## What to do:
Return the whole listing, keeping every character the same.

***** Supplied material *****

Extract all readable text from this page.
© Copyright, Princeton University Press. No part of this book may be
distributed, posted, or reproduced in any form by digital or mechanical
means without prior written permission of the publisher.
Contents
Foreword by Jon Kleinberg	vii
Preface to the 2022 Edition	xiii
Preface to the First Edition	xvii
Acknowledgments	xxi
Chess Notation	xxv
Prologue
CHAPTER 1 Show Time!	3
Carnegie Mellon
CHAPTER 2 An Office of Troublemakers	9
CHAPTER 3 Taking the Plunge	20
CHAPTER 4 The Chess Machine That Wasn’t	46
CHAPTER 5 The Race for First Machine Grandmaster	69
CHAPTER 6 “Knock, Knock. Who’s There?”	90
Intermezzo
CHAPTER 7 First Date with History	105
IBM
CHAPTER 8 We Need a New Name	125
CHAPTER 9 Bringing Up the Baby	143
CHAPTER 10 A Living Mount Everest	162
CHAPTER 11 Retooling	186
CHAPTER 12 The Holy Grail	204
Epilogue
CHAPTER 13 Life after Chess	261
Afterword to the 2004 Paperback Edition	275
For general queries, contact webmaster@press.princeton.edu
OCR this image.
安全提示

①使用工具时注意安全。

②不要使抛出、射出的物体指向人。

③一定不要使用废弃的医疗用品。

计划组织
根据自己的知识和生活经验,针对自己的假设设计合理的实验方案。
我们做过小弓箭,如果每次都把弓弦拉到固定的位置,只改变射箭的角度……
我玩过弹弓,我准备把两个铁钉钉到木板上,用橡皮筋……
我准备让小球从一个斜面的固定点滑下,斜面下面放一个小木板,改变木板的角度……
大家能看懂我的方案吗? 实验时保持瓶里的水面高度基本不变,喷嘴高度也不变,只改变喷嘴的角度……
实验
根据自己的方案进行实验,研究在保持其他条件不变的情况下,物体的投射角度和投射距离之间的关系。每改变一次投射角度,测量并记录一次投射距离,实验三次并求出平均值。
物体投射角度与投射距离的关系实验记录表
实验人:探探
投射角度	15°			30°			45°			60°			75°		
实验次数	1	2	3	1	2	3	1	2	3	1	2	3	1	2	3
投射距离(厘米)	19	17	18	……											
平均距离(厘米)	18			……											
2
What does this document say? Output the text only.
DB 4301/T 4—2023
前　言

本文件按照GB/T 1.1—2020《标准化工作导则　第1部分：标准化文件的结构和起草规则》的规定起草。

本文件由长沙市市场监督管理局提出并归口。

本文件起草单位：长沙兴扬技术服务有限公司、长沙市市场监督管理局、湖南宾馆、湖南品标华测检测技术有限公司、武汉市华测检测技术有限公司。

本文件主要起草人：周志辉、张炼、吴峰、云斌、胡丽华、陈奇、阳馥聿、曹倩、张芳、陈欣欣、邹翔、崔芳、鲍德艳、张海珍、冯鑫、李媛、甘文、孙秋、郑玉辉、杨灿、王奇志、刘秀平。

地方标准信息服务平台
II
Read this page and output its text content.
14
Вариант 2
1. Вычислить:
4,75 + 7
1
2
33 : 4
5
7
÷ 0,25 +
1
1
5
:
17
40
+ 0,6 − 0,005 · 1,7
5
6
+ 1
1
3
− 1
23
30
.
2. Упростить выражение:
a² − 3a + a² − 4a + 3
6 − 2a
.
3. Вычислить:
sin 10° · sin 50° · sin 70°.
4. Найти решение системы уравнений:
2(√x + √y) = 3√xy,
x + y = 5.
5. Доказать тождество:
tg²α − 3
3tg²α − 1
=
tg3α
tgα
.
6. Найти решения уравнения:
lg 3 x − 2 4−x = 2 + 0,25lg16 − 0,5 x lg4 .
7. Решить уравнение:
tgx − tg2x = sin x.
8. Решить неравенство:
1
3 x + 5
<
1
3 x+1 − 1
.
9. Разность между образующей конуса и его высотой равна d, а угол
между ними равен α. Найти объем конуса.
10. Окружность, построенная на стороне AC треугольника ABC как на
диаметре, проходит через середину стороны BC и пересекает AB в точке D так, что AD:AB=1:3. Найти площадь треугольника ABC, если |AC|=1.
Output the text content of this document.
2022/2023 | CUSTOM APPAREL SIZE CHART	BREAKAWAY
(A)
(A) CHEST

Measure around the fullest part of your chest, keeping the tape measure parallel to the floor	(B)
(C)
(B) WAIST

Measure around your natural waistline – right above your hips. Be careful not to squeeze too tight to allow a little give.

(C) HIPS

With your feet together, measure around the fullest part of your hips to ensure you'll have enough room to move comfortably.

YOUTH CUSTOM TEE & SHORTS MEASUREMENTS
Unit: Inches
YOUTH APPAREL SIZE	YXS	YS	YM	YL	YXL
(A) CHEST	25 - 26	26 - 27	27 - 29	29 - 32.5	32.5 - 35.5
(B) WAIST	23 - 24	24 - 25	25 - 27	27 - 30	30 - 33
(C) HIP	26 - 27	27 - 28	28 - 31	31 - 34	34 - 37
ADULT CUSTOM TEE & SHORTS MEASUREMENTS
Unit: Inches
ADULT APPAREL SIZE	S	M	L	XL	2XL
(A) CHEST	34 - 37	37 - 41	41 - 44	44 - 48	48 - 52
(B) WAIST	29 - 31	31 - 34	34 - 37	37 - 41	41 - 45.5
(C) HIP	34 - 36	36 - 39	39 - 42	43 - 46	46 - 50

*****

## The response:
Extract all readable text from this page.
© Copyright, Princeton University Press. No part of this book may be
distributed, posted, or reproduced in any form by digital or mechanical
means without prior written permission of the publisher.
Contents
Foreword by Jon Kleinberg	vii
Preface to the 2022 Edition	xiii
Preface to the First Edition	xvii
Acknowledgments	xxi
Chess Notation	xxv
Prologue
CHAPTER 1 Show Time!	3
Carnegie Mellon
CHAPTER 2 An Office of Troublemakers	9
CHAPTER 3 Taking the Plunge	20
CHAPTER 4 The Chess Machine That Wasn’t	46
CHAPTER 5 The Race for First Machine Grandmaster	69
CHAPTER 6 “Knock, Knock. Who’s There?”	90
Intermezzo
CHAPTER 7 First Date with History	105
IBM
CHAPTER 8 We Need a New Name	125
CHAPTER 9 Bringing Up the Baby	143
CHAPTER 10 A Living Mount Everest	162
CHAPTER 11 Retooling	186
CHAPTER 12 The Holy Grail	204
Epilogue
CHAPTER 13 Life after Chess	261
Afterword to the 2004 Paperback Edition	275
For general queries, contact webmaster@press.princeton.edu
OCR this image.
安全提示

①使用工具时注意安全。

②不要使抛出、射出的物体指向人。

③一定不要使用废弃的医疗用品。

计划组织
根据自己的知识和生活经验,针对自己的假设设计合理的实验方案。
我们做过小弓箭,如果每次都把弓弦拉到固定的位置,只改变射箭的角度……
我玩过弹弓,我准备把两个铁钉钉到木板上,用橡皮筋……
我准备让小球从一个斜面的固定点滑下,斜面下面放一个小木板,改变木板的角度……
大家能看懂我的方案吗? 实验时保持瓶里的水面高度基本不变,喷嘴高度也不变,只改变喷嘴的角度……
实验
根据自己的方案进行实验,研究在保持其他条件不变的情况下,物体的投射角度和投射距离之间的关系。每改变一次投射角度,测量并记录一次投射距离,实验三次并求出平均值。
物体投射角度与投射距离的关系实验记录表
实验人:探探
投射角度	15°			30°			45°			60°			75°		
实验次数	1	2	3	1	2	3	1	2	3	1	2	3	1	2	3
投射距离(厘米)	19	17	18	……											
平均距离(厘米)	18			……											
2
What does this document say? Output the text only.
DB 4301/T 4—2023
前　言

本文件按照GB/T 1.1—2020《标准化工作导则　第1部分：标准化文件的结构和起草规则》的规定起草。

本文件由长沙市市场监督管理局提出并归口。

本文件起草单位：长沙兴扬技术服务有限公司、长沙市市场监督管理局、湖南宾馆、湖南品标华测检测技术有限公司、武汉市华测检测技术有限公司。

本文件主要起草人：周志辉、张炼、吴峰、云斌、胡丽华、陈奇、阳馥聿、曹倩、张芳、陈欣欣、邹翔、崔芳、鲍德艳、张海珍、冯鑫、李媛、甘文、孙秋、郑玉辉、杨灿、王奇志、刘秀平。

地方标准信息服务平台
II
Read this page and output its text content.
14
Вариант 2
1. Вычислить:
4,75 + 7
1
2
33 : 4
5
7
÷ 0,25 +
1
1
5
:
17
40
+ 0,6 − 0,005 · 1,7
5
6
+ 1
1
3
− 1
23
30
.
2. Упростить выражение:
a² − 3a + a² − 4a + 3
6 − 2a
.
3. Вычислить:
sin 10° · sin 50° · sin 70°.
4. Найти решение системы уравнений:
2(√x + √y) = 3√xy,
x + y = 5.
5. Доказать тождество:
tg²α − 3
3tg²α − 1
=
tg3α
tgα
.
6. Найти решения уравнения:
lg 3 x − 2 4−x = 2 + 0,25lg16 − 0,5 x lg4 .
7. Решить уравнение:
tgx − tg2x = sin x.
8. Решить неравенство:
1
3 x + 5
<
1
3 x+1 − 1
.
9. Разность между образующей конуса и его высотой равна d, а угол
между ними равен α. Найти объем конуса.
10. Окружность, построенная на стороне AC треугольника ABC как на
диаметре, проходит через середину стороны BC и пересекает AB в точке D так, что AD:AB=1:3. Найти площадь треугольника ABC, если |AC|=1.
Output the text content of this document.
2022/2023 | CUSTOM APPAREL SIZE CHART	BREAKAWAY
(A)
(A) CHEST

Measure around the fullest part of your chest, keeping the tape measure parallel to the floor	(B)
(C)
(B) WAIST

Measure around your natural waistline – right above your hips. Be careful not to squeeze too tight to allow a little give.

(C) HIPS

With your feet together, measure around the fullest part of your hips to ensure you'll have enough room to move comfortably.

YOUTH CUSTOM TEE & SHORTS MEASUREMENTS
Unit: Inches
YOUTH APPAREL SIZE	YXS	YS	YM	YL	YXL
(A) CHEST	25 - 26	26 - 27	27 - 29	29 - 32.5	32.5 - 35.5
(B) WAIST	23 - 24	24 - 25	25 - 27	27 - 30	30 - 33
(C) HIP	26 - 27	27 - 28	28 - 31	31 - 34	34 - 37
ADULT CUSTOM TEE & SHORTS MEASUREMENTS
Unit: Inches
ADULT APPAREL SIZE	S	M	L	XL	2XL
(A) CHEST	34 - 37	37 - 41	41 - 44	44 - 48	48 - 52
(B) WAIST	29 - 31	31 - 34	34 - 37	37 - 41	41 - 45.5
(C) HIP	34 - 36	36 - 39	39 - 42	43 - 46	46 - 50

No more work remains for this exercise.